▶ **Instruction**: Retype the listing that follows, exactly as written.

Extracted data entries

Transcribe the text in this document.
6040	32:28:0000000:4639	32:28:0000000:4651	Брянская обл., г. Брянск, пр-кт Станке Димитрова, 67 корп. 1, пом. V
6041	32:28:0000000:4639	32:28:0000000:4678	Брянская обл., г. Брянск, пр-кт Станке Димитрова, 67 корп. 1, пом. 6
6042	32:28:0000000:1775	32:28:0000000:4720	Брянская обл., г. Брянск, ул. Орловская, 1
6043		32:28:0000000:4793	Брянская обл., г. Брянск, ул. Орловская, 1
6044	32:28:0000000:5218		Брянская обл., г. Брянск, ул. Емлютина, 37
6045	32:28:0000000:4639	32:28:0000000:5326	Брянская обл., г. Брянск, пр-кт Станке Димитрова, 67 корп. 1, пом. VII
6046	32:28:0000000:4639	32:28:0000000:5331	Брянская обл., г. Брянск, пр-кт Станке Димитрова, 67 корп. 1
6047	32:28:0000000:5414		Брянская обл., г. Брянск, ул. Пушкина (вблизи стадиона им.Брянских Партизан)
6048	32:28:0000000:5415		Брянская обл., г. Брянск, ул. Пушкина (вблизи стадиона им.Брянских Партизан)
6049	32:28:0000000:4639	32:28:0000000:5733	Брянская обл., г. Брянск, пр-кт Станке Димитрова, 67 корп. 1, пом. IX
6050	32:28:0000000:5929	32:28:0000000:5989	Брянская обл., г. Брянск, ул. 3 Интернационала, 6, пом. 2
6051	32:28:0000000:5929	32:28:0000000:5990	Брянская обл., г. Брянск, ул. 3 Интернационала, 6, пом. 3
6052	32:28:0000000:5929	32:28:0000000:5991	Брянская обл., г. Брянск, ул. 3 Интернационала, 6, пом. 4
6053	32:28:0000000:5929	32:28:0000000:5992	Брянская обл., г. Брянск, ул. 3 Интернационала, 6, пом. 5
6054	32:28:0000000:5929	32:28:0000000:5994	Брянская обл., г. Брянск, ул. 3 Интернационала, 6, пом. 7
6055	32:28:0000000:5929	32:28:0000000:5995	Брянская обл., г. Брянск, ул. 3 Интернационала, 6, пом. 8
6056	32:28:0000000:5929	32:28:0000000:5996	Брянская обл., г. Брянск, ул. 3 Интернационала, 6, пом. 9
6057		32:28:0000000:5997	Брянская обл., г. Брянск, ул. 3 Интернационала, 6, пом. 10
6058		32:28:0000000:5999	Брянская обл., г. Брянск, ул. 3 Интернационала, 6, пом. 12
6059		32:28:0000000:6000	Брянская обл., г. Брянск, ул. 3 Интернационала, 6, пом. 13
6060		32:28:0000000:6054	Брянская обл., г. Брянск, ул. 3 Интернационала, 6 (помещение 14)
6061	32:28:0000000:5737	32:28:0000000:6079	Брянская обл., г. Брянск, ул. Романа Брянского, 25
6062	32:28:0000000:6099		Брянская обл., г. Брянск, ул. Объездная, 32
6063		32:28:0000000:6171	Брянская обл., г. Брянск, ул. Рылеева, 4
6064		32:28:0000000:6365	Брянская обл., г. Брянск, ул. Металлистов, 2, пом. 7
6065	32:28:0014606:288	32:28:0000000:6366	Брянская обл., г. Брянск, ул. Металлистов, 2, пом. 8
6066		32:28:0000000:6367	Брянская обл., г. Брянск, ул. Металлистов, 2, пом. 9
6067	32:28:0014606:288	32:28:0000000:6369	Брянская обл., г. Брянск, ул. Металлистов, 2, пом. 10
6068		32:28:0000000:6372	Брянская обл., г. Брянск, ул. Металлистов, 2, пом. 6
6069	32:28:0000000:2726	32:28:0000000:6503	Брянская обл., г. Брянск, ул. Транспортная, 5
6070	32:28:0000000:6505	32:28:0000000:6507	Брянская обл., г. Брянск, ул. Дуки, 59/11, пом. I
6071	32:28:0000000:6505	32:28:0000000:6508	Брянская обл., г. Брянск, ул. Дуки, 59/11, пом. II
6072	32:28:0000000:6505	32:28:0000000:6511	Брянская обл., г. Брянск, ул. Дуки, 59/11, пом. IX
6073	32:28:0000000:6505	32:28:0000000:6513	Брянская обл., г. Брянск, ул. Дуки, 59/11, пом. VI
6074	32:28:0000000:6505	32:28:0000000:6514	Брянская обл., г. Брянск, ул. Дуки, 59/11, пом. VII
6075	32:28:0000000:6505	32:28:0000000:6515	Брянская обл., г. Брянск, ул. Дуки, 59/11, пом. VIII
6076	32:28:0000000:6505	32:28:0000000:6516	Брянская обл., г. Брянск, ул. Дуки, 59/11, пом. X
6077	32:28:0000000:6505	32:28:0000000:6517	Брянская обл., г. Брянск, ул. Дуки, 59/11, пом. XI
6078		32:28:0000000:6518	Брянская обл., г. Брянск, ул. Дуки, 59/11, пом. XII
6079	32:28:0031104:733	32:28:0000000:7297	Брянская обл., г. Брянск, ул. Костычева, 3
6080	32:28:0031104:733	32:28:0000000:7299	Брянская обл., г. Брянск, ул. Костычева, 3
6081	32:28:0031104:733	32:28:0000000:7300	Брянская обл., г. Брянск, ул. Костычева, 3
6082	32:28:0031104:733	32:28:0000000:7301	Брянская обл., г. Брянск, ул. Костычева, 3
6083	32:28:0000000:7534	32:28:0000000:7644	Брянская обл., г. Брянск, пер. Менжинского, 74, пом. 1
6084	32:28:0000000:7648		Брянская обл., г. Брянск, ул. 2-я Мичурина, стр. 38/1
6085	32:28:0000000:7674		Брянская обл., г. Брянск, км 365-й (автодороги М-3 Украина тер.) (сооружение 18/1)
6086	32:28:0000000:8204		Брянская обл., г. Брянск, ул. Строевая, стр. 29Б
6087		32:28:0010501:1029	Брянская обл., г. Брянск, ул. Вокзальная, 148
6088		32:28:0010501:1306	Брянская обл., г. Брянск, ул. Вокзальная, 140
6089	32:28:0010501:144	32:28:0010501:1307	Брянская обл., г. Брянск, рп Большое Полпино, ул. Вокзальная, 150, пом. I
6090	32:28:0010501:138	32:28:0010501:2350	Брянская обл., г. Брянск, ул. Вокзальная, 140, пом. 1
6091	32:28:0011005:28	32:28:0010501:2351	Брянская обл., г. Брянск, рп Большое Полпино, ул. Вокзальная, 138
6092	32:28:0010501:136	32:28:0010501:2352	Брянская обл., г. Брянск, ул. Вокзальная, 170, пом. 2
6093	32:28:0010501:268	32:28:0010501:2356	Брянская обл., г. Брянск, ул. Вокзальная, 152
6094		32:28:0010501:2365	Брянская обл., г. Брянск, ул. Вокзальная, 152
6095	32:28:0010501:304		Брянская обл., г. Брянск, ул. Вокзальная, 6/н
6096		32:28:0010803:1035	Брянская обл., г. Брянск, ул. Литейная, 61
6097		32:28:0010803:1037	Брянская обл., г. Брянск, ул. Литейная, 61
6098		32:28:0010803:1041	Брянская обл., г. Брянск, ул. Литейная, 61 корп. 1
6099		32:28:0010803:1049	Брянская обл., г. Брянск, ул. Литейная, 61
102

▶ **Solved exercise**:
Transcribe the text in this document.
6040	32:28:0000000:4639	32:28:0000000:4651	Брянская обл., г. Брянск, пр-кт Станке Димитрова, 67 корп. 1, пом. V
6041	32:28:0000000:4639	32:28:0000000:4678	Брянская обл., г. Брянск, пр-кт Станке Димитрова, 67 корп. 1, пом. 6
6042	32:28:0000000:1775	32:28:0000000:4720	Брянская обл., г. Брянск, ул. Орловская, 1
6043		32:28:0000000:4793	Брянская обл., г. Брянск, ул. Орловская, 1
6044	32:28:0000000:5218		Брянская обл., г. Брянск, ул. Емлютина, 37
6045	32:28:0000000:4639	32:28:0000000:5326	Брянская обл., г. Брянск, пр-кт Станке Димитрова, 67 корп. 1, пом. VII
6046	32:28:0000000:4639	32:28:0000000:5331	Брянская обл., г. Брянск, пр-кт Станке Димитрова, 67 корп. 1
6047	32:28:0000000:5414		Брянская обл., г. Брянск, ул. Пушкина (вблизи стадиона им.Брянских Партизан)
6048	32:28:0000000:5415		Брянская обл., г. Брянск, ул. Пушкина (вблизи стадиона им.Брянских Партизан)
6049	32:28:0000000:4639	32:28:0000000:5733	Брянская обл., г. Брянск, пр-кт Станке Димитрова, 67 корп. 1, пом. IX
6050	32:28:0000000:5929	32:28:0000000:5989	Брянская обл., г. Брянск, ул. 3 Интернационала, 6, пом. 2
6051	32:28:0000000:5929	32:28:0000000:5990	Брянская обл., г. Брянск, ул. 3 Интернационала, 6, пом. 3
6052	32:28:0000000:5929	32:28:0000000:5991	Брянская обл., г. Брянск, ул. 3 Интернационала, 6, пом. 4
6053	32:28:0000000:5929	32:28:0000000:5992	Брянская обл., г. Брянск, ул. 3 Интернационала, 6, пом. 5
6054	32:28:0000000:5929	32:28:0000000:5994	Брянская обл., г. Брянск, ул. 3 Интернационала, 6, пом. 7
6055	32:28:0000000:5929	32:28:0000000:5995	Брянская обл., г. Брянск, ул. 3 Интернационала, 6, пом. 8
6056	32:28:0000000:5929	32:28:0000000:5996	Брянская обл., г. Брянск, ул. 3 Интернационала, 6, пом. 9
6057		32:28:0000000:5997	Брянская обл., г. Брянск, ул. 3 Интернационала, 6, пом. 10
6058		32:28:0000000:5999	Брянская обл., г. Брянск, ул. 3 Интернационала, 6, пом. 12
6059		32:28:0000000:6000	Брянская обл., г. Брянск, ул. 3 Интернационала, 6, пом. 13
6060		32:28:0000000:6054	Брянская обл., г. Брянск, ул. 3 Интернационала, 6 (помещение 14)
6061	32:28:0000000:5737	32:28:0000000:6079	Брянская обл., г. Брянск, ул. Романа Брянского, 25
6062	32:28:0000000:6099		Брянская обл., г. Брянск, ул. Объездная, 32
6063		32:28:0000000:6171	Брянская обл., г. Брянск, ул. Рылеева, 4
6064		32:28:0000000:6365	Брянская обл., г. Брянск, ул. Металлистов, 2, пом. 7
6065	32:28:0014606:288	32:28:0000000:6366	Брянская обл., г. Брянск, ул. Металлистов, 2, пом. 8
6066		32:28:0000000:6367	Брянская обл., г. Брянск, ул. Металлистов, 2, пом. 9
6067	32:28:0014606:288	32:28:0000000:6369	Брянская обл., г. Брянск, ул. Металлистов, 2, пом. 10
6068		32:28:0000000:6372	Брянская обл., г. Брянск, ул. Металлистов, 2, пом. 6
6069	32:28:0000000:2726	32:28:0000000:6503	Брянская обл., г. Брянск, ул. Транспортная, 5
6070	32:28:0000000:6505	32:28:0000000:6507	Брянская обл., г. Брянск, ул. Дуки, 59/11, пом. I
6071	32:28:0000000:6505	32:28:0000000:6508	Брянская обл., г. Брянск, ул. Дуки, 59/11, пом. II
6072	32:28:0000000:6505	32:28:0000000:6511	Брянская обл., г. Брянск, ул. Дуки, 59/11, пом. IX
6073	32:28:0000000:6505	32:28:0000000:6513	Брянская обл., г. Брянск, ул. Дуки, 59/11, пом. VI
6074	32:28:0000000:6505	32:28:0000000:6514	Брянская обл., г. Брянск, ул. Дуки, 59/11, пом. VII
6075	32:28:0000000:6505	32:28:0000000:6515	Брянская обл., г. Брянск, ул. Дуки, 59/11, пом. VIII
6076	32:28:0000000:6505	32:28:0000000:6516	Брянская обл., г. Брянск, ул. Дуки, 59/11, пом. X
6077	32:28:0000000:6505	32:28:0000000:6517	Брянская обл., г. Брянск, ул. Дуки, 59/11, пом. XI
6078		32:28:0000000:6518	Брянская обл., г. Брянск, ул. Дуки, 59/11, пом. XII
6079	32:28:0031104:733	32:28:0000000:7297	Брянская обл., г. Брянск, ул. Костычева, 3
6080	32:28:0031104:733	32:28:0000000:7299	Брянская обл., г. Брянск, ул. Костычева, 3
6081	32:28:0031104:733	32:28:0000000:7300	Брянская обл., г. Брянск, ул. Костычева, 3
6082	32:28:0031104:733	32:28:0000000:7301	Брянская обл., г. Брянск, ул. Костычева, 3
6083	32:28:0000000:7534	32:28:0000000:7644	Брянская обл., г. Брянск, пер. Менжинского, 74, пом. 1
6084	32:28:0000000:7648		Брянская обл., г. Брянск, ул. 2-я Мичурина, стр. 38/1
6085	32:28:0000000:7674		Брянская обл., г. Брянск, км 365-й (автодороги М-3 Украина тер.) (сооружение 18/1)
6086	32:28:0000000:8204		Брянская обл., г. Брянск, ул. Строевая, стр. 29Б
6087		32:28:0010501:1029	Брянская обл., г. Брянск, ул. Вокзальная, 148
6088		32:28:0010501:1306	Брянская обл., г. Брянск, ул. Вокзальная, 140
6089	32:28:0010501:144	32:28:0010501:1307	Брянская обл., г. Брянск, рп Большое Полпино, ул. Вокзальная, 150, пом. I
6090	32:28:0010501:138	32:28:0010501:2350	Брянская обл., г. Брянск, ул. Вокзальная, 140, пом. 1
6091	32:28:0011005:28	32:28:0010501:2351	Брянская обл., г. Брянск, рп Большое Полпино, ул. Вокзальная, 138
6092	32:28:0010501:136	32:28:0010501:2352	Брянская обл., г. Брянск, ул. Вокзальная, 170, пом. 2
6093	32:28:0010501:268	32:28:0010501:2356	Брянская обл., г. Брянск, ул. Вокзальная, 152
6094		32:28:0010501:2365	Брянская обл., г. Брянск, ул. Вокзальная, 152
6095	32:28:0010501:304		Брянская обл., г. Брянск, ул. Вокзальная, 6/н
6096		32:28:0010803:1035	Брянская обл., г. Брянск, ул. Литейная, 61
6097		32:28:0010803:1037	Брянская обл., г. Брянск, ул. Литейная, 61
6098		32:28:0010803:1041	Брянская обл., г. Брянск, ул. Литейная, 61 корп. 1
6099		32:28:0010803:1049	Брянская обл., г. Брянск, ул. Литейная, 61
102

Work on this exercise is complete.